- _THE REQUEST_:
From the records below, pull each line that has "this".

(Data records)
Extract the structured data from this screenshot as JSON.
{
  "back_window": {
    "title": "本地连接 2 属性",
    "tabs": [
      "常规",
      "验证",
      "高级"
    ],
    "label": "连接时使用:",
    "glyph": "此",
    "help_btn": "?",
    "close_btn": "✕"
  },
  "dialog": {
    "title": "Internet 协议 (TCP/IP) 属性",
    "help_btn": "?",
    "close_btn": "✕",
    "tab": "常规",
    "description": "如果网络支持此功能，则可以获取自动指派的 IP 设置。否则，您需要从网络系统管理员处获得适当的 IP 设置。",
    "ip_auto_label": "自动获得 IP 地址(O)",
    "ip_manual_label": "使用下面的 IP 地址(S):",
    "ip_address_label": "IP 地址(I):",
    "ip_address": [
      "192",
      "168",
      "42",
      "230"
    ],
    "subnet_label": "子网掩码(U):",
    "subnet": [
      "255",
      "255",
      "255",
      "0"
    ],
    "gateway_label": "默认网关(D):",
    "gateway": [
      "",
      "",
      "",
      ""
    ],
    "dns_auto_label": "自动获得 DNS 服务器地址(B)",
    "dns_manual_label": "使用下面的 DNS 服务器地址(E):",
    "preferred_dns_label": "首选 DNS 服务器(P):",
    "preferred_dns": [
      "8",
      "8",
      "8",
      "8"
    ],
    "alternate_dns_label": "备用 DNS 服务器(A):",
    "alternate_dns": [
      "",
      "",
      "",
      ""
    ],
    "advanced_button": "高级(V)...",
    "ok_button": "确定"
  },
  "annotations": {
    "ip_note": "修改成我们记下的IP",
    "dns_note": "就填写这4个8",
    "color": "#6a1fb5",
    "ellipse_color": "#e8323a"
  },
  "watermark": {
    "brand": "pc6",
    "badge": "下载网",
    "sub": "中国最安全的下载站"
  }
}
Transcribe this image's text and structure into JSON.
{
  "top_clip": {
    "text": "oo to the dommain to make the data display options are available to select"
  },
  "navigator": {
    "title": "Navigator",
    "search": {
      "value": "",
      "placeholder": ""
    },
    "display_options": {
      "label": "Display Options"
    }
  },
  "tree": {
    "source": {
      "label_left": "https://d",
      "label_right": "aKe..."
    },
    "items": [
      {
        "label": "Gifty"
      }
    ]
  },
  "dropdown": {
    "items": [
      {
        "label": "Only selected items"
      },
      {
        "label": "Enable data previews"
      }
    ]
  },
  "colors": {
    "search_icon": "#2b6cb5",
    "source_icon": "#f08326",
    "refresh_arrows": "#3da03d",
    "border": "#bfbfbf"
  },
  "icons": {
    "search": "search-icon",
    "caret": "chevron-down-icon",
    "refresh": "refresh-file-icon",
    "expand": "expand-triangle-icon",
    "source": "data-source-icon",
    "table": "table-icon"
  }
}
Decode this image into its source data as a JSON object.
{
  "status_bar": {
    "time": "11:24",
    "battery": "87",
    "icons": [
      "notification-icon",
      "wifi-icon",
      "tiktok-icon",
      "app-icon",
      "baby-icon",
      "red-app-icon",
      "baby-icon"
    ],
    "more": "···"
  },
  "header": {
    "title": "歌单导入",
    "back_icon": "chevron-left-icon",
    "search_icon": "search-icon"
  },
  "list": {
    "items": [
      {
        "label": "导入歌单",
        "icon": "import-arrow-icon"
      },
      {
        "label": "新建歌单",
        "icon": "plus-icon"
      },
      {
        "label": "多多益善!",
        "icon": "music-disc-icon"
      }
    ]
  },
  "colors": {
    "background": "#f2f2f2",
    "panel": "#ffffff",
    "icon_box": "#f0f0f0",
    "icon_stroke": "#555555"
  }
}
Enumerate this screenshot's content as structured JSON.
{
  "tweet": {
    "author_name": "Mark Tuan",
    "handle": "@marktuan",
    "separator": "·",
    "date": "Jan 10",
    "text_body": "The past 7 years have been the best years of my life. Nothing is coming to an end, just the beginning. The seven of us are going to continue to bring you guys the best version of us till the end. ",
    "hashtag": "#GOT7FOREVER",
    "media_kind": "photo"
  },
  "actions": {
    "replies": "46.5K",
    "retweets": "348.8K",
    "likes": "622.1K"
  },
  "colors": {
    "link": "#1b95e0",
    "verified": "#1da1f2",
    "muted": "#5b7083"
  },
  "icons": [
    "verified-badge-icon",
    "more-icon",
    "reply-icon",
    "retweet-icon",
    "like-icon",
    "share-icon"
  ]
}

- _RIGHT ANSWER_:
Extract the structured data from this screenshot as JSON.
Transcribe this image's text and structure into JSON.
Decode this image into its source data as a JSON object.
Enumerate this screenshot's content as structured JSON.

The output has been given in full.